==== ENTRIES SUPPLIED

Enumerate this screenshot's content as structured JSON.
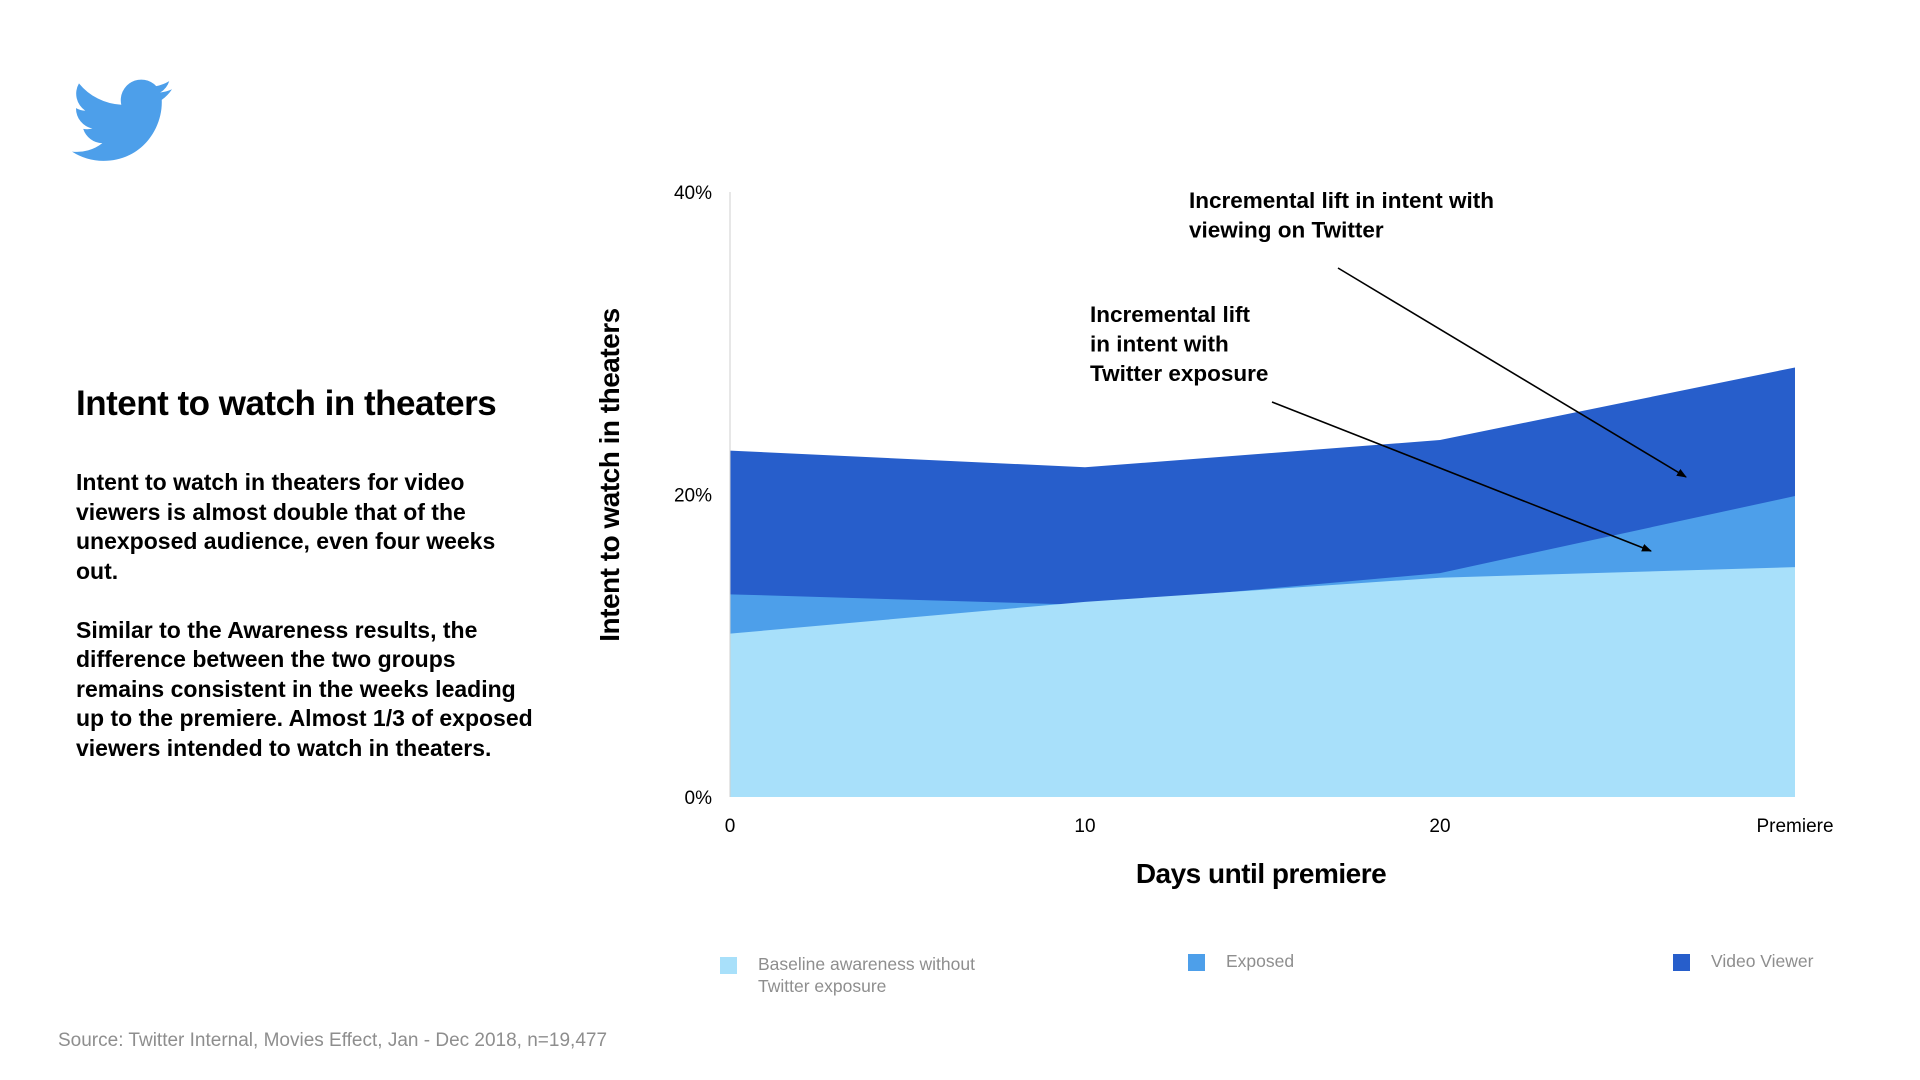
{
  "logo": {
    "icon": "twitter-bird-icon",
    "color": "#4d9fea"
  },
  "left_panel": {
    "title": "Intent to watch in theaters",
    "paragraphs": [
      "Intent to watch in theaters for video viewers is almost double that of the unexposed audience, even four weeks out.",
      "Similar to the Awareness results, the difference between the two groups remains consistent in the weeks leading up to the premiere. Almost 1/3 of exposed viewers intended to watch in theaters."
    ]
  },
  "source": "Source: Twitter Internal, Movies Effect, Jan - Dec 2018, n=19,477",
  "chart_data": {
    "type": "area",
    "title": "",
    "xlabel": "Days until premiere",
    "ylabel": "Intent to watch in theaters",
    "categories": [
      "0",
      "10",
      "20",
      "Premiere"
    ],
    "yticks": [
      "0%",
      "20%",
      "40%"
    ],
    "ylim": [
      0,
      40
    ],
    "grid": false,
    "legend_position": "bottom",
    "series": [
      {
        "name": "Baseline awareness without Twitter exposure",
        "color": "#a8e0fa",
        "values": [
          10.8,
          12.9,
          14.5,
          15.2
        ]
      },
      {
        "name": "Exposed",
        "color": "#4d9fea",
        "values": [
          13.4,
          12.7,
          14.8,
          19.9
        ]
      },
      {
        "name": "Video Viewer",
        "color": "#275ecb",
        "values": [
          22.9,
          21.8,
          23.6,
          28.4
        ]
      }
    ],
    "annotations": [
      {
        "text": "Incremental lift in intent with viewing on Twitter"
      },
      {
        "text": "Incremental lift in intent with Twitter exposure"
      }
    ]
  }
}
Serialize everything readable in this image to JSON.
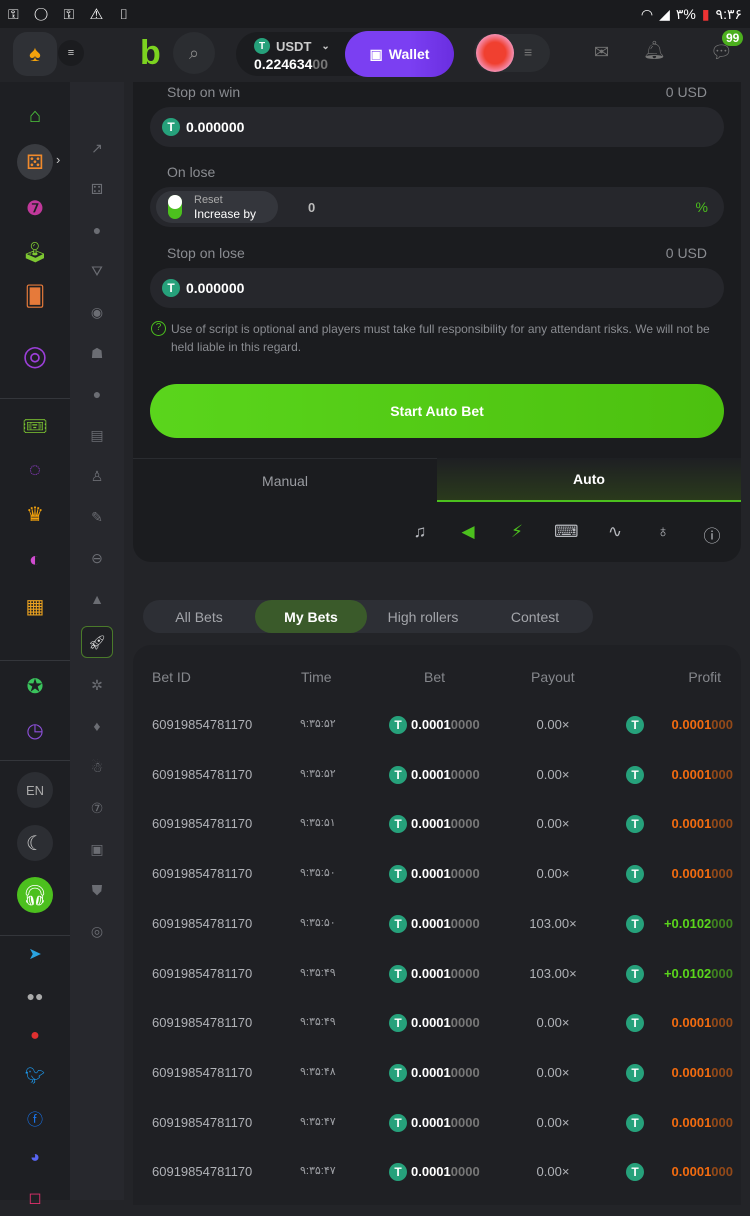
{
  "status_bar": {
    "battery": "۳%",
    "time": "۹:۳۶"
  },
  "header": {
    "currency": "USDT",
    "balance_main": "0.224634",
    "balance_dim": "00",
    "wallet": "Wallet",
    "chat_badge": "99"
  },
  "panel": {
    "stop_on_win": {
      "label": "Stop on win",
      "usd": "0 USD",
      "value": "0.000000"
    },
    "on_lose": {
      "label": "On lose",
      "reset": "Reset",
      "increase": "Increase by",
      "value": "0",
      "unit": "%"
    },
    "stop_on_lose": {
      "label": "Stop on lose",
      "usd": "0 USD",
      "value": "0.000000"
    },
    "disclaimer": "Use of script is optional and players must take full responsibility for any attendant risks. We will not be held liable in this regard.",
    "start_button": "Start Auto Bet",
    "tabs": [
      "Manual",
      "Auto"
    ],
    "active_tab": "Auto"
  },
  "bet_tabs": [
    "All Bets",
    "My Bets",
    "High rollers",
    "Contest"
  ],
  "active_bet_tab": "My Bets",
  "table": {
    "headers": [
      "Bet ID",
      "Time",
      "Bet",
      "Payout",
      "Profit"
    ],
    "rows": [
      {
        "id": "60919854781170",
        "time": "۹:۳۵:۵۲",
        "bet": "0.0001",
        "bet_dim": "0000",
        "payout": "0.00×",
        "profit": "0.0001",
        "profit_dim": "000",
        "win": false
      },
      {
        "id": "60919854781170",
        "time": "۹:۳۵:۵۲",
        "bet": "0.0001",
        "bet_dim": "0000",
        "payout": "0.00×",
        "profit": "0.0001",
        "profit_dim": "000",
        "win": false
      },
      {
        "id": "60919854781170",
        "time": "۹:۳۵:۵۱",
        "bet": "0.0001",
        "bet_dim": "0000",
        "payout": "0.00×",
        "profit": "0.0001",
        "profit_dim": "000",
        "win": false
      },
      {
        "id": "60919854781170",
        "time": "۹:۳۵:۵۰",
        "bet": "0.0001",
        "bet_dim": "0000",
        "payout": "0.00×",
        "profit": "0.0001",
        "profit_dim": "000",
        "win": false
      },
      {
        "id": "60919854781170",
        "time": "۹:۳۵:۵۰",
        "bet": "0.0001",
        "bet_dim": "0000",
        "payout": "103.00×",
        "profit": "+0.0102",
        "profit_dim": "000",
        "win": true
      },
      {
        "id": "60919854781170",
        "time": "۹:۳۵:۴۹",
        "bet": "0.0001",
        "bet_dim": "0000",
        "payout": "103.00×",
        "profit": "+0.0102",
        "profit_dim": "000",
        "win": true
      },
      {
        "id": "60919854781170",
        "time": "۹:۳۵:۴۹",
        "bet": "0.0001",
        "bet_dim": "0000",
        "payout": "0.00×",
        "profit": "0.0001",
        "profit_dim": "000",
        "win": false
      },
      {
        "id": "60919854781170",
        "time": "۹:۳۵:۴۸",
        "bet": "0.0001",
        "bet_dim": "0000",
        "payout": "0.00×",
        "profit": "0.0001",
        "profit_dim": "000",
        "win": false
      },
      {
        "id": "60919854781170",
        "time": "۹:۳۵:۴۷",
        "bet": "0.0001",
        "bet_dim": "0000",
        "payout": "0.00×",
        "profit": "0.0001",
        "profit_dim": "000",
        "win": false
      },
      {
        "id": "60919854781170",
        "time": "۹:۳۵:۴۷",
        "bet": "0.0001",
        "bet_dim": "0000",
        "payout": "0.00×",
        "profit": "0.0001",
        "profit_dim": "000",
        "win": false
      }
    ]
  },
  "sidebar": {
    "language": "EN"
  },
  "colors": {
    "accent": "#5ad51c",
    "wallet": "#7b3ff2",
    "loss": "#f26b0f",
    "win": "#5ad51c",
    "tether": "#26a17b"
  }
}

========

TO DO: Copy out all the entries exactly. Images stay out of the copy.

EXERCISE OUTPUT:
Enumerate this screenshot's content as structured JSON.
{
  "logo": {
    "icon": "twitter-bird-icon",
    "color": "#4d9fea"
  },
  "left_panel": {
    "title": "Intent to watch in theaters",
    "paragraphs": [
      "Intent to watch in theaters for video viewers is almost double that of the unexposed audience, even four weeks out.",
      "Similar to the Awareness results, the difference between the two groups remains consistent in the weeks leading up to the premiere. Almost 1/3 of exposed viewers intended to watch in theaters."
    ]
  },
  "source": "Source: Twitter Internal, Movies Effect, Jan - Dec 2018, n=19,477",
  "chart_data": {
    "type": "area",
    "title": "",
    "xlabel": "Days until premiere",
    "ylabel": "Intent to watch in theaters",
    "categories": [
      "0",
      "10",
      "20",
      "Premiere"
    ],
    "yticks": [
      "0%",
      "20%",
      "40%"
    ],
    "ylim": [
      0,
      40
    ],
    "grid": false,
    "legend_position": "bottom",
    "series": [
      {
        "name": "Baseline awareness without Twitter exposure",
        "color": "#a8e0fa",
        "values": [
          10.8,
          12.9,
          14.5,
          15.2
        ]
      },
      {
        "name": "Exposed",
        "color": "#4d9fea",
        "values": [
          13.4,
          12.7,
          14.8,
          19.9
        ]
      },
      {
        "name": "Video Viewer",
        "color": "#275ecb",
        "values": [
          22.9,
          21.8,
          23.6,
          28.4
        ]
      }
    ],
    "annotations": [
      {
        "text": "Incremental lift in intent with viewing on Twitter"
      },
      {
        "text": "Incremental lift in intent with Twitter exposure"
      }
    ]
  }
}
Serialize everything readable in this image to JSON.
{
  "status_bar": {
    "battery": "۳%",
    "time": "۹:۳۶"
  },
  "header": {
    "currency": "USDT",
    "balance_main": "0.224634",
    "balance_dim": "00",
    "wallet": "Wallet",
    "chat_badge": "99"
  },
  "panel": {
    "stop_on_win": {
      "label": "Stop on win",
      "usd": "0 USD",
      "value": "0.000000"
    },
    "on_lose": {
      "label": "On lose",
      "reset": "Reset",
      "increase": "Increase by",
      "value": "0",
      "unit": "%"
    },
    "stop_on_lose": {
      "label": "Stop on lose",
      "usd": "0 USD",
      "value": "0.000000"
    },
    "disclaimer": "Use of script is optional and players must take full responsibility for any attendant risks. We will not be held liable in this regard.",
    "start_button": "Start Auto Bet",
    "tabs": [
      "Manual",
      "Auto"
    ],
    "active_tab": "Auto"
  },
  "bet_tabs": [
    "All Bets",
    "My Bets",
    "High rollers",
    "Contest"
  ],
  "active_bet_tab": "My Bets",
  "table": {
    "headers": [
      "Bet ID",
      "Time",
      "Bet",
      "Payout",
      "Profit"
    ],
    "rows": [
      {
        "id": "60919854781170",
        "time": "۹:۳۵:۵۲",
        "bet": "0.0001",
        "bet_dim": "0000",
        "payout": "0.00×",
        "profit": "0.0001",
        "profit_dim": "000",
        "win": false
      },
      {
        "id": "60919854781170",
        "time": "۹:۳۵:۵۲",
        "bet": "0.0001",
        "bet_dim": "0000",
        "payout": "0.00×",
        "profit": "0.0001",
        "profit_dim": "000",
        "win": false
      },
      {
        "id": "60919854781170",
        "time": "۹:۳۵:۵۱",
        "bet": "0.0001",
        "bet_dim": "0000",
        "payout": "0.00×",
        "profit": "0.0001",
        "profit_dim": "000",
        "win": false
      },
      {
        "id": "60919854781170",
        "time": "۹:۳۵:۵۰",
        "bet": "0.0001",
        "bet_dim": "0000",
        "payout": "0.00×",
        "profit": "0.0001",
        "profit_dim": "000",
        "win": false
      },
      {
        "id": "60919854781170",
        "time": "۹:۳۵:۵۰",
        "bet": "0.0001",
        "bet_dim": "0000",
        "payout": "103.00×",
        "profit": "+0.0102",
        "profit_dim": "000",
        "win": true
      },
      {
        "id": "60919854781170",
        "time": "۹:۳۵:۴۹",
        "bet": "0.0001",
        "bet_dim": "0000",
        "payout": "103.00×",
        "profit": "+0.0102",
        "profit_dim": "000",
        "win": true
      },
      {
        "id": "60919854781170",
        "time": "۹:۳۵:۴۹",
        "bet": "0.0001",
        "bet_dim": "0000",
        "payout": "0.00×",
        "profit": "0.0001",
        "profit_dim": "000",
        "win": false
      },
      {
        "id": "60919854781170",
        "time": "۹:۳۵:۴۸",
        "bet": "0.0001",
        "bet_dim": "0000",
        "payout": "0.00×",
        "profit": "0.0001",
        "profit_dim": "000",
        "win": false
      },
      {
        "id": "60919854781170",
        "time": "۹:۳۵:۴۷",
        "bet": "0.0001",
        "bet_dim": "0000",
        "payout": "0.00×",
        "profit": "0.0001",
        "profit_dim": "000",
        "win": false
      },
      {
        "id": "60919854781170",
        "time": "۹:۳۵:۴۷",
        "bet": "0.0001",
        "bet_dim": "0000",
        "payout": "0.00×",
        "profit": "0.0001",
        "profit_dim": "000",
        "win": false
      }
    ]
  },
  "sidebar": {
    "language": "EN"
  },
  "colors": {
    "accent": "#5ad51c",
    "wallet": "#7b3ff2",
    "loss": "#f26b0f",
    "win": "#5ad51c",
    "tether": "#26a17b"
  }
}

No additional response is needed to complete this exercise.